# EXERCISE DESCRIPTION
Output the data exactly, with every line intact.

########################################

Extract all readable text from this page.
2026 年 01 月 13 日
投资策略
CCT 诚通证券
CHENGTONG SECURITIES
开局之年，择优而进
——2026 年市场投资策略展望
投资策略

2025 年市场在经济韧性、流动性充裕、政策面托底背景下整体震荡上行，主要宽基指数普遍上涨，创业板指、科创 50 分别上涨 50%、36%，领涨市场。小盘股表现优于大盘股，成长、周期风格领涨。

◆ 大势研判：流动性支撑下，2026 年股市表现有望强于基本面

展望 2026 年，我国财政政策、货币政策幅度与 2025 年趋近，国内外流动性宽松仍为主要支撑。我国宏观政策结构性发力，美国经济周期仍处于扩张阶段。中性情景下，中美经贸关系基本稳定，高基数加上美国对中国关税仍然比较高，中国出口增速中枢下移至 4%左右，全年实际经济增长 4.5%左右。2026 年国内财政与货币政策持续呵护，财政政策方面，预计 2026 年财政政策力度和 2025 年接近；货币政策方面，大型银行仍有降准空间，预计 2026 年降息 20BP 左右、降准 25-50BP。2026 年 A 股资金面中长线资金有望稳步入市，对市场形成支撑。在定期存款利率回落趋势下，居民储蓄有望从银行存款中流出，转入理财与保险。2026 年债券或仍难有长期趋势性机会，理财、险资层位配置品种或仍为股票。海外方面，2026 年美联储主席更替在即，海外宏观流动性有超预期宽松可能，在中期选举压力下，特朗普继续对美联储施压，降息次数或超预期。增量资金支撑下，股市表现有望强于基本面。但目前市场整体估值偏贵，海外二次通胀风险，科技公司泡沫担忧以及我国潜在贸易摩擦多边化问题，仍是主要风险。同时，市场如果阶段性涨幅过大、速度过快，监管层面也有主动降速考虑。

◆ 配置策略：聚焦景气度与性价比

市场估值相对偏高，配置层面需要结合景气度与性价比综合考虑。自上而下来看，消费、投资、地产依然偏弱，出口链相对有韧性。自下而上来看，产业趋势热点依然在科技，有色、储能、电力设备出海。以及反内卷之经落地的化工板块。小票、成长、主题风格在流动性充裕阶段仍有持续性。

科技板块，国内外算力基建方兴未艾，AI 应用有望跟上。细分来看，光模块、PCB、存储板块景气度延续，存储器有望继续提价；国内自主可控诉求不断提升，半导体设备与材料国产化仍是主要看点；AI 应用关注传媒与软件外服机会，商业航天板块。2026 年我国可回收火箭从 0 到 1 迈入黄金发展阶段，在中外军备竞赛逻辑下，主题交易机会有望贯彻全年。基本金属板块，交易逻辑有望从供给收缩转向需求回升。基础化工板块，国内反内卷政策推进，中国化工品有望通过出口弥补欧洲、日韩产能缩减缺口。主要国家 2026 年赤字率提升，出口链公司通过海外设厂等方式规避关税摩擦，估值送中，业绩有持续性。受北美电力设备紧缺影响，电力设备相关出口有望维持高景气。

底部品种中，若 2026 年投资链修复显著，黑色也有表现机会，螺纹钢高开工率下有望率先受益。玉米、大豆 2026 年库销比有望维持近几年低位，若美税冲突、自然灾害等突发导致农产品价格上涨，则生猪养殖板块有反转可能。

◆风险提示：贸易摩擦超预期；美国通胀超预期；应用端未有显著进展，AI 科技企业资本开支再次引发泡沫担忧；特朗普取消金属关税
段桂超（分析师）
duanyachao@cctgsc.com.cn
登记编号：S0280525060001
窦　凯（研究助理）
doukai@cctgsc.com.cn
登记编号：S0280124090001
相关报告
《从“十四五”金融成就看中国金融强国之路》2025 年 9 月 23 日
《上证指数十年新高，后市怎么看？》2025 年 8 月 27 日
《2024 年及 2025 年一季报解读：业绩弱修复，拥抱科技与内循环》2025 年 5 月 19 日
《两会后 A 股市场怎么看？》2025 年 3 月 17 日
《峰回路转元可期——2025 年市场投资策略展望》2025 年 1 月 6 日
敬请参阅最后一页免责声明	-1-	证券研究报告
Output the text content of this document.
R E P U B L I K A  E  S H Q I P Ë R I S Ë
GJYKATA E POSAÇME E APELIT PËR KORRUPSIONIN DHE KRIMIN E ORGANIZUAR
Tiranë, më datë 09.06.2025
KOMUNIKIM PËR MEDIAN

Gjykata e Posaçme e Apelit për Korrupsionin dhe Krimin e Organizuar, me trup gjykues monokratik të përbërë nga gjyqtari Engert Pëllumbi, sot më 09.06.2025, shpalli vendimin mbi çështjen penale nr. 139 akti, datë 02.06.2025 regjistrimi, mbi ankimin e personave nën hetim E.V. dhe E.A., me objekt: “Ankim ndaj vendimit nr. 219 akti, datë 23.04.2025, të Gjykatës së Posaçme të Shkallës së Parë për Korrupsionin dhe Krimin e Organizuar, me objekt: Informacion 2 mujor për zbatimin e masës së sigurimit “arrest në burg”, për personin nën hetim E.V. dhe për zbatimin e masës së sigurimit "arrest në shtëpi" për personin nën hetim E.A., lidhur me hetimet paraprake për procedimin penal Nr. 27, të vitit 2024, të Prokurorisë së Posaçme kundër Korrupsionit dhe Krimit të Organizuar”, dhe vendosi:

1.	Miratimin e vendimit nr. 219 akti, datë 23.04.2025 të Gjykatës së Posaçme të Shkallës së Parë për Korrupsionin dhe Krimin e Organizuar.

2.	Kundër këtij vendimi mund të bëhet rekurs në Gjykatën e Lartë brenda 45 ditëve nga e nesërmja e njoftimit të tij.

########################################

# CORRECT RESULT
Extract all readable text from this page.
2026 年 01 月 13 日
投资策略
CCT 诚通证券
CHENGTONG SECURITIES
开局之年，择优而进
——2026 年市场投资策略展望
投资策略

2025 年市场在经济韧性、流动性充裕、政策面托底背景下整体震荡上行，主要宽基指数普遍上涨，创业板指、科创 50 分别上涨 50%、36%，领涨市场。小盘股表现优于大盘股，成长、周期风格领涨。

◆ 大势研判：流动性支撑下，2026 年股市表现有望强于基本面

展望 2026 年，我国财政政策、货币政策幅度与 2025 年趋近，国内外流动性宽松仍为主要支撑。我国宏观政策结构性发力，美国经济周期仍处于扩张阶段。中性情景下，中美经贸关系基本稳定，高基数加上美国对中国关税仍然比较高，中国出口增速中枢下移至 4%左右，全年实际经济增长 4.5%左右。2026 年国内财政与货币政策持续呵护，财政政策方面，预计 2026 年财政政策力度和 2025 年接近；货币政策方面，大型银行仍有降准空间，预计 2026 年降息 20BP 左右、降准 25-50BP。2026 年 A 股资金面中长线资金有望稳步入市，对市场形成支撑。在定期存款利率回落趋势下，居民储蓄有望从银行存款中流出，转入理财与保险。2026 年债券或仍难有长期趋势性机会，理财、险资层位配置品种或仍为股票。海外方面，2026 年美联储主席更替在即，海外宏观流动性有超预期宽松可能，在中期选举压力下，特朗普继续对美联储施压，降息次数或超预期。增量资金支撑下，股市表现有望强于基本面。但目前市场整体估值偏贵，海外二次通胀风险，科技公司泡沫担忧以及我国潜在贸易摩擦多边化问题，仍是主要风险。同时，市场如果阶段性涨幅过大、速度过快，监管层面也有主动降速考虑。

◆ 配置策略：聚焦景气度与性价比

市场估值相对偏高，配置层面需要结合景气度与性价比综合考虑。自上而下来看，消费、投资、地产依然偏弱，出口链相对有韧性。自下而上来看，产业趋势热点依然在科技，有色、储能、电力设备出海。以及反内卷之经落地的化工板块。小票、成长、主题风格在流动性充裕阶段仍有持续性。

科技板块，国内外算力基建方兴未艾，AI 应用有望跟上。细分来看，光模块、PCB、存储板块景气度延续，存储器有望继续提价；国内自主可控诉求不断提升，半导体设备与材料国产化仍是主要看点；AI 应用关注传媒与软件外服机会，商业航天板块。2026 年我国可回收火箭从 0 到 1 迈入黄金发展阶段，在中外军备竞赛逻辑下，主题交易机会有望贯彻全年。基本金属板块，交易逻辑有望从供给收缩转向需求回升。基础化工板块，国内反内卷政策推进，中国化工品有望通过出口弥补欧洲、日韩产能缩减缺口。主要国家 2026 年赤字率提升，出口链公司通过海外设厂等方式规避关税摩擦，估值送中，业绩有持续性。受北美电力设备紧缺影响，电力设备相关出口有望维持高景气。

底部品种中，若 2026 年投资链修复显著，黑色也有表现机会，螺纹钢高开工率下有望率先受益。玉米、大豆 2026 年库销比有望维持近几年低位，若美税冲突、自然灾害等突发导致农产品价格上涨，则生猪养殖板块有反转可能。

◆风险提示：贸易摩擦超预期；美国通胀超预期；应用端未有显著进展，AI 科技企业资本开支再次引发泡沫担忧；特朗普取消金属关税
段桂超（分析师）
duanyachao@cctgsc.com.cn
登记编号：S0280525060001
窦　凯（研究助理）
doukai@cctgsc.com.cn
登记编号：S0280124090001
相关报告
《从“十四五”金融成就看中国金融强国之路》2025 年 9 月 23 日
《上证指数十年新高，后市怎么看？》2025 年 8 月 27 日
《2024 年及 2025 年一季报解读：业绩弱修复，拥抱科技与内循环》2025 年 5 月 19 日
《两会后 A 股市场怎么看？》2025 年 3 月 17 日
《峰回路转元可期——2025 年市场投资策略展望》2025 年 1 月 6 日
敬请参阅最后一页免责声明	-1-	证券研究报告
Output the text content of this document.
R E P U B L I K A  E  S H Q I P Ë R I S Ë
GJYKATA E POSAÇME E APELIT PËR KORRUPSIONIN DHE KRIMIN E ORGANIZUAR
Tiranë, më datë 09.06.2025
KOMUNIKIM PËR MEDIAN

Gjykata e Posaçme e Apelit për Korrupsionin dhe Krimin e Organizuar, me trup gjykues monokratik të përbërë nga gjyqtari Engert Pëllumbi, sot më 09.06.2025, shpalli vendimin mbi çështjen penale nr. 139 akti, datë 02.06.2025 regjistrimi, mbi ankimin e personave nën hetim E.V. dhe E.A., me objekt: “Ankim ndaj vendimit nr. 219 akti, datë 23.04.2025, të Gjykatës së Posaçme të Shkallës së Parë për Korrupsionin dhe Krimin e Organizuar, me objekt: Informacion 2 mujor për zbatimin e masës së sigurimit “arrest në burg”, për personin nën hetim E.V. dhe për zbatimin e masës së sigurimit "arrest në shtëpi" për personin nën hetim E.A., lidhur me hetimet paraprake për procedimin penal Nr. 27, të vitit 2024, të Prokurorisë së Posaçme kundër Korrupsionit dhe Krimit të Organizuar”, dhe vendosi:

1.	Miratimin e vendimit nr. 219 akti, datë 23.04.2025 të Gjykatës së Posaçme të Shkallës së Parë për Korrupsionin dhe Krimin e Organizuar.

2.	Kundër këtij vendimi mund të bëhet rekurs në Gjykatën e Lartë brenda 45 ditëve nga e nesërmja e njoftimit të tij.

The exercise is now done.